§ **BRIEF**
Output all entries verbatim. Skip pictures.

Excerpts from a figure dataset

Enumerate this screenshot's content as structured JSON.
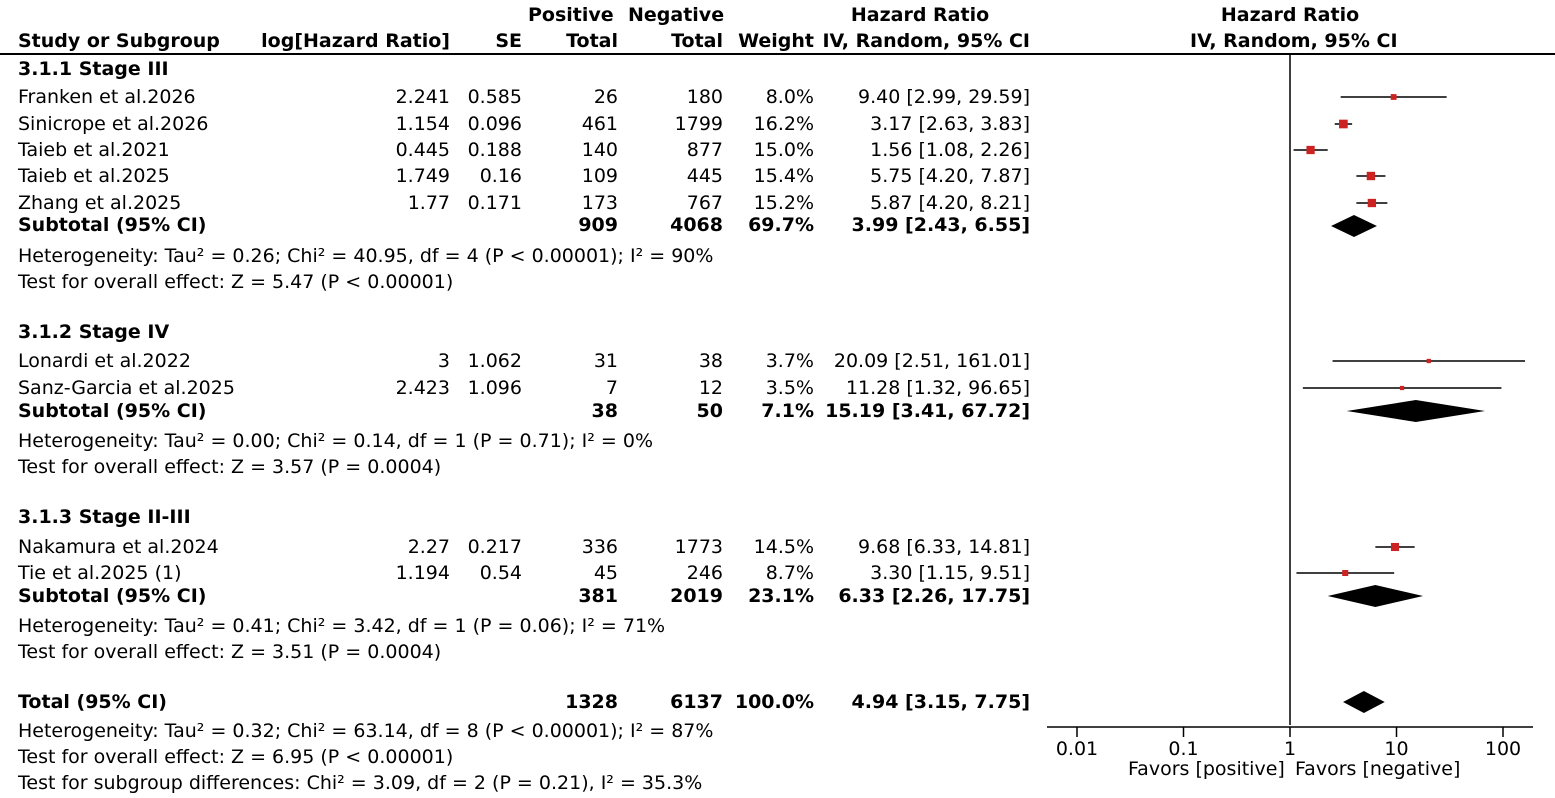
{
  "headers": {
    "study": "Study or Subgroup",
    "loghr": "log[Hazard Ratio]",
    "se": "SE",
    "pos_top": "Positive",
    "pos_bottom": "Total",
    "neg_top": "Negative",
    "neg_bottom": "Total",
    "weight": "Weight",
    "hr_top": "Hazard Ratio",
    "hr_bottom": "IV, Random, 95% CI",
    "plot_top": "Hazard Ratio",
    "plot_bottom": "IV, Random, 95% CI"
  },
  "subgroups": [
    {
      "title": "3.1.1 Stage III",
      "studies": [
        {
          "name": "Franken et al.2026",
          "loghr": "2.241",
          "se": "0.585",
          "pos": "26",
          "neg": "180",
          "weight": "8.0%",
          "ci": "9.40 [2.99, 29.59]"
        },
        {
          "name": "Sinicrope et al.2026",
          "loghr": "1.154",
          "se": "0.096",
          "pos": "461",
          "neg": "1799",
          "weight": "16.2%",
          "ci": "3.17 [2.63, 3.83]"
        },
        {
          "name": "Taieb et al.2021",
          "loghr": "0.445",
          "se": "0.188",
          "pos": "140",
          "neg": "877",
          "weight": "15.0%",
          "ci": "1.56 [1.08, 2.26]"
        },
        {
          "name": "Taieb et al.2025",
          "loghr": "1.749",
          "se": "0.16",
          "pos": "109",
          "neg": "445",
          "weight": "15.4%",
          "ci": "5.75 [4.20, 7.87]"
        },
        {
          "name": "Zhang et al.2025",
          "loghr": "1.77",
          "se": "0.171",
          "pos": "173",
          "neg": "767",
          "weight": "15.2%",
          "ci": "5.87 [4.20, 8.21]"
        }
      ],
      "subtotal": {
        "label": "Subtotal (95% CI)",
        "pos": "909",
        "neg": "4068",
        "weight": "69.7%",
        "ci": "3.99 [2.43, 6.55]"
      },
      "heterogeneity": "Heterogeneity: Tau² = 0.26; Chi² = 40.95, df = 4 (P < 0.00001); I² = 90%",
      "overall": "Test for overall effect: Z = 5.47 (P < 0.00001)"
    },
    {
      "title": "3.1.2 Stage IV",
      "studies": [
        {
          "name": "Lonardi et al.2022",
          "loghr": "3",
          "se": "1.062",
          "pos": "31",
          "neg": "38",
          "weight": "3.7%",
          "ci": "20.09 [2.51, 161.01]"
        },
        {
          "name": "Sanz-Garcia et al.2025",
          "loghr": "2.423",
          "se": "1.096",
          "pos": "7",
          "neg": "12",
          "weight": "3.5%",
          "ci": "11.28 [1.32, 96.65]"
        }
      ],
      "subtotal": {
        "label": "Subtotal (95% CI)",
        "pos": "38",
        "neg": "50",
        "weight": "7.1%",
        "ci": "15.19 [3.41, 67.72]"
      },
      "heterogeneity": "Heterogeneity: Tau² = 0.00; Chi² = 0.14, df = 1 (P = 0.71); I² = 0%",
      "overall": "Test for overall effect: Z = 3.57 (P = 0.0004)"
    },
    {
      "title": "3.1.3 Stage II-III",
      "studies": [
        {
          "name": "Nakamura et al.2024",
          "loghr": "2.27",
          "se": "0.217",
          "pos": "336",
          "neg": "1773",
          "weight": "14.5%",
          "ci": "9.68 [6.33, 14.81]"
        },
        {
          "name": "Tie et al.2025 (1)",
          "loghr": "1.194",
          "se": "0.54",
          "pos": "45",
          "neg": "246",
          "weight": "8.7%",
          "ci": "3.30 [1.15, 9.51]"
        }
      ],
      "subtotal": {
        "label": "Subtotal (95% CI)",
        "pos": "381",
        "neg": "2019",
        "weight": "23.1%",
        "ci": "6.33 [2.26, 17.75]"
      },
      "heterogeneity": "Heterogeneity: Tau² = 0.41; Chi² = 3.42, df = 1 (P = 0.06); I² = 71%",
      "overall": "Test for overall effect: Z = 3.51 (P = 0.0004)"
    }
  ],
  "total": {
    "label": "Total (95% CI)",
    "pos": "1328",
    "neg": "6137",
    "weight": "100.0%",
    "ci": "4.94 [3.15, 7.75]"
  },
  "total_heterogeneity": "Heterogeneity: Tau² = 0.32; Chi² = 63.14, df = 8 (P < 0.00001); I² = 87%",
  "total_overall": "Test for overall effect: Z = 6.95 (P < 0.00001)",
  "subgroup_differences": "Test for subgroup differences: Chi² = 3.09, df = 2 (P = 0.21), I² = 35.3%",
  "axis": {
    "favors_left": "Favors [positive]",
    "favors_right": "Favors [negative]"
  },
  "colors": {
    "marker": "#cc2222",
    "line": "#000000"
  },
  "chart_data": {
    "type": "forest",
    "x_scale": "log",
    "xlim": [
      0.005,
      200
    ],
    "ticks": [
      0.01,
      0.1,
      1,
      10,
      100
    ],
    "tick_labels": [
      "0.01",
      "0.1",
      "1",
      "10",
      "100"
    ],
    "studies": [
      {
        "name": "Franken et al.2026",
        "hr": 9.4,
        "lo": 2.99,
        "hi": 29.59,
        "weight": 8.0
      },
      {
        "name": "Sinicrope et al.2026",
        "hr": 3.17,
        "lo": 2.63,
        "hi": 3.83,
        "weight": 16.2
      },
      {
        "name": "Taieb et al.2021",
        "hr": 1.56,
        "lo": 1.08,
        "hi": 2.26,
        "weight": 15.0
      },
      {
        "name": "Taieb et al.2025",
        "hr": 5.75,
        "lo": 4.2,
        "hi": 7.87,
        "weight": 15.4
      },
      {
        "name": "Zhang et al.2025",
        "hr": 5.87,
        "lo": 4.2,
        "hi": 8.21,
        "weight": 15.2
      },
      {
        "name": "Lonardi et al.2022",
        "hr": 20.09,
        "lo": 2.51,
        "hi": 161.01,
        "weight": 3.7
      },
      {
        "name": "Sanz-Garcia et al.2025",
        "hr": 11.28,
        "lo": 1.32,
        "hi": 96.65,
        "weight": 3.5
      },
      {
        "name": "Nakamura et al.2024",
        "hr": 9.68,
        "lo": 6.33,
        "hi": 14.81,
        "weight": 14.5
      },
      {
        "name": "Tie et al.2025 (1)",
        "hr": 3.3,
        "lo": 1.15,
        "hi": 9.51,
        "weight": 8.7
      }
    ],
    "pooled": [
      {
        "name": "Subtotal 3.1.1 Stage III",
        "hr": 3.99,
        "lo": 2.43,
        "hi": 6.55
      },
      {
        "name": "Subtotal 3.1.2 Stage IV",
        "hr": 15.19,
        "lo": 3.41,
        "hi": 67.72
      },
      {
        "name": "Subtotal 3.1.3 Stage II-III",
        "hr": 6.33,
        "lo": 2.26,
        "hi": 17.75
      },
      {
        "name": "Total",
        "hr": 4.94,
        "lo": 3.15,
        "hi": 7.75
      }
    ]
  }
}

§ **OUTPUT FOR THIS EXERCISE**
Enumerate this screenshot's content as structured JSON.
{
  "headers": {
    "study": "Study or Subgroup",
    "loghr": "log[Hazard Ratio]",
    "se": "SE",
    "pos_top": "Positive",
    "pos_bottom": "Total",
    "neg_top": "Negative",
    "neg_bottom": "Total",
    "weight": "Weight",
    "hr_top": "Hazard Ratio",
    "hr_bottom": "IV, Random, 95% CI",
    "plot_top": "Hazard Ratio",
    "plot_bottom": "IV, Random, 95% CI"
  },
  "subgroups": [
    {
      "title": "3.1.1 Stage III",
      "studies": [
        {
          "name": "Franken et al.2026",
          "loghr": "2.241",
          "se": "0.585",
          "pos": "26",
          "neg": "180",
          "weight": "8.0%",
          "ci": "9.40 [2.99, 29.59]"
        },
        {
          "name": "Sinicrope et al.2026",
          "loghr": "1.154",
          "se": "0.096",
          "pos": "461",
          "neg": "1799",
          "weight": "16.2%",
          "ci": "3.17 [2.63, 3.83]"
        },
        {
          "name": "Taieb et al.2021",
          "loghr": "0.445",
          "se": "0.188",
          "pos": "140",
          "neg": "877",
          "weight": "15.0%",
          "ci": "1.56 [1.08, 2.26]"
        },
        {
          "name": "Taieb et al.2025",
          "loghr": "1.749",
          "se": "0.16",
          "pos": "109",
          "neg": "445",
          "weight": "15.4%",
          "ci": "5.75 [4.20, 7.87]"
        },
        {
          "name": "Zhang et al.2025",
          "loghr": "1.77",
          "se": "0.171",
          "pos": "173",
          "neg": "767",
          "weight": "15.2%",
          "ci": "5.87 [4.20, 8.21]"
        }
      ],
      "subtotal": {
        "label": "Subtotal (95% CI)",
        "pos": "909",
        "neg": "4068",
        "weight": "69.7%",
        "ci": "3.99 [2.43, 6.55]"
      },
      "heterogeneity": "Heterogeneity: Tau² = 0.26; Chi² = 40.95, df = 4 (P < 0.00001); I² = 90%",
      "overall": "Test for overall effect: Z = 5.47 (P < 0.00001)"
    },
    {
      "title": "3.1.2 Stage IV",
      "studies": [
        {
          "name": "Lonardi et al.2022",
          "loghr": "3",
          "se": "1.062",
          "pos": "31",
          "neg": "38",
          "weight": "3.7%",
          "ci": "20.09 [2.51, 161.01]"
        },
        {
          "name": "Sanz-Garcia et al.2025",
          "loghr": "2.423",
          "se": "1.096",
          "pos": "7",
          "neg": "12",
          "weight": "3.5%",
          "ci": "11.28 [1.32, 96.65]"
        }
      ],
      "subtotal": {
        "label": "Subtotal (95% CI)",
        "pos": "38",
        "neg": "50",
        "weight": "7.1%",
        "ci": "15.19 [3.41, 67.72]"
      },
      "heterogeneity": "Heterogeneity: Tau² = 0.00; Chi² = 0.14, df = 1 (P = 0.71); I² = 0%",
      "overall": "Test for overall effect: Z = 3.57 (P = 0.0004)"
    },
    {
      "title": "3.1.3 Stage II-III",
      "studies": [
        {
          "name": "Nakamura et al.2024",
          "loghr": "2.27",
          "se": "0.217",
          "pos": "336",
          "neg": "1773",
          "weight": "14.5%",
          "ci": "9.68 [6.33, 14.81]"
        },
        {
          "name": "Tie et al.2025 (1)",
          "loghr": "1.194",
          "se": "0.54",
          "pos": "45",
          "neg": "246",
          "weight": "8.7%",
          "ci": "3.30 [1.15, 9.51]"
        }
      ],
      "subtotal": {
        "label": "Subtotal (95% CI)",
        "pos": "381",
        "neg": "2019",
        "weight": "23.1%",
        "ci": "6.33 [2.26, 17.75]"
      },
      "heterogeneity": "Heterogeneity: Tau² = 0.41; Chi² = 3.42, df = 1 (P = 0.06); I² = 71%",
      "overall": "Test for overall effect: Z = 3.51 (P = 0.0004)"
    }
  ],
  "total": {
    "label": "Total (95% CI)",
    "pos": "1328",
    "neg": "6137",
    "weight": "100.0%",
    "ci": "4.94 [3.15, 7.75]"
  },
  "total_heterogeneity": "Heterogeneity: Tau² = 0.32; Chi² = 63.14, df = 8 (P < 0.00001); I² = 87%",
  "total_overall": "Test for overall effect: Z = 6.95 (P < 0.00001)",
  "subgroup_differences": "Test for subgroup differences: Chi² = 3.09, df = 2 (P = 0.21), I² = 35.3%",
  "axis": {
    "favors_left": "Favors [positive]",
    "favors_right": "Favors [negative]"
  },
  "colors": {
    "marker": "#cc2222",
    "line": "#000000"
  },
  "chart_data": {
    "type": "forest",
    "x_scale": "log",
    "xlim": [
      0.005,
      200
    ],
    "ticks": [
      0.01,
      0.1,
      1,
      10,
      100
    ],
    "tick_labels": [
      "0.01",
      "0.1",
      "1",
      "10",
      "100"
    ],
    "studies": [
      {
        "name": "Franken et al.2026",
        "hr": 9.4,
        "lo": 2.99,
        "hi": 29.59,
        "weight": 8.0
      },
      {
        "name": "Sinicrope et al.2026",
        "hr": 3.17,
        "lo": 2.63,
        "hi": 3.83,
        "weight": 16.2
      },
      {
        "name": "Taieb et al.2021",
        "hr": 1.56,
        "lo": 1.08,
        "hi": 2.26,
        "weight": 15.0
      },
      {
        "name": "Taieb et al.2025",
        "hr": 5.75,
        "lo": 4.2,
        "hi": 7.87,
        "weight": 15.4
      },
      {
        "name": "Zhang et al.2025",
        "hr": 5.87,
        "lo": 4.2,
        "hi": 8.21,
        "weight": 15.2
      },
      {
        "name": "Lonardi et al.2022",
        "hr": 20.09,
        "lo": 2.51,
        "hi": 161.01,
        "weight": 3.7
      },
      {
        "name": "Sanz-Garcia et al.2025",
        "hr": 11.28,
        "lo": 1.32,
        "hi": 96.65,
        "weight": 3.5
      },
      {
        "name": "Nakamura et al.2024",
        "hr": 9.68,
        "lo": 6.33,
        "hi": 14.81,
        "weight": 14.5
      },
      {
        "name": "Tie et al.2025 (1)",
        "hr": 3.3,
        "lo": 1.15,
        "hi": 9.51,
        "weight": 8.7
      }
    ],
    "pooled": [
      {
        "name": "Subtotal 3.1.1 Stage III",
        "hr": 3.99,
        "lo": 2.43,
        "hi": 6.55
      },
      {
        "name": "Subtotal 3.1.2 Stage IV",
        "hr": 15.19,
        "lo": 3.41,
        "hi": 67.72
      },
      {
        "name": "Subtotal 3.1.3 Stage II-III",
        "hr": 6.33,
        "lo": 2.26,
        "hi": 17.75
      },
      {
        "name": "Total",
        "hr": 4.94,
        "lo": 3.15,
        "hi": 7.75
      }
    ]
  }
}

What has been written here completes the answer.